● **Your instructions**:
Gather up the lines with the word "disiplin" in them.

Excerpt from a dataset:

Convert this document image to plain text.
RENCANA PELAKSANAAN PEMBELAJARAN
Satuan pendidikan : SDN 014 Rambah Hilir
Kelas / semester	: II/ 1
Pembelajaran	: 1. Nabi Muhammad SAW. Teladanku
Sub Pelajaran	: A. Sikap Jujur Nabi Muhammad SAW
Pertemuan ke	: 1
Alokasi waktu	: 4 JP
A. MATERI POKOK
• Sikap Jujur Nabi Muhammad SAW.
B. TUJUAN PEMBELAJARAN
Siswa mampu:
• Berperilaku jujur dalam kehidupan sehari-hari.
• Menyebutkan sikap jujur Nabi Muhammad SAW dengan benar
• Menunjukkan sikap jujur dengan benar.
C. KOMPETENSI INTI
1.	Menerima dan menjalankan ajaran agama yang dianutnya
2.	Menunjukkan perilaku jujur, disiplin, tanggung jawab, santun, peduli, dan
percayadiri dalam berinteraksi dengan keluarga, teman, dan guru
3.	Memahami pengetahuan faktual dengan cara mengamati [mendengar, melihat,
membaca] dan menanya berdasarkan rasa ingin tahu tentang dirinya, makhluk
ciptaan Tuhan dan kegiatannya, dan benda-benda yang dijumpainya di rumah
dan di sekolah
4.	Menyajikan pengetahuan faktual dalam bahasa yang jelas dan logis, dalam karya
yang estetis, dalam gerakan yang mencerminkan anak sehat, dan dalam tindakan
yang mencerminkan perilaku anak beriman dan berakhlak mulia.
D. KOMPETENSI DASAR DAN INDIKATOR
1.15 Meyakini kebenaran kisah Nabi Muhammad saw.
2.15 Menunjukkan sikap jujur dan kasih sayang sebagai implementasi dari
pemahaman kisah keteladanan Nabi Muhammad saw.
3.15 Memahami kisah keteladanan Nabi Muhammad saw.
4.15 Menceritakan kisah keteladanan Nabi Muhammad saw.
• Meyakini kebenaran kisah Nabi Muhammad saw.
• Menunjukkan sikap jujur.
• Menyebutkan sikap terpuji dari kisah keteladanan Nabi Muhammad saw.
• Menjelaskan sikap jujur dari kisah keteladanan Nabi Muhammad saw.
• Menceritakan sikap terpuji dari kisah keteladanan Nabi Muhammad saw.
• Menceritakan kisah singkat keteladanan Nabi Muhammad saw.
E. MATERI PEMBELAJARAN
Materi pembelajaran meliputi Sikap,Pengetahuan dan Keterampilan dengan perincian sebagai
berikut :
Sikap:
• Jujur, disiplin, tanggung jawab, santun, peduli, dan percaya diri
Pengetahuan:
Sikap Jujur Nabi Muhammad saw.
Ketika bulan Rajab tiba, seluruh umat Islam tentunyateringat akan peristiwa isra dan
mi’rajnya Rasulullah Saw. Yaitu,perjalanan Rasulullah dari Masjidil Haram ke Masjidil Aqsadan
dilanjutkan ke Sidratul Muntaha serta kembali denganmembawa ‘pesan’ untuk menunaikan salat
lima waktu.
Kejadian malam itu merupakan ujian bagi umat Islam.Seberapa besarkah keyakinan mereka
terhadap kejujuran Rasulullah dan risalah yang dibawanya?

● **Solved exercise**:
2.	Menunjukkan perilaku jujur, disiplin, tanggung jawab, santun, peduli, dan
• Jujur, disiplin, tanggung jawab, santun, peduli, dan percaya diri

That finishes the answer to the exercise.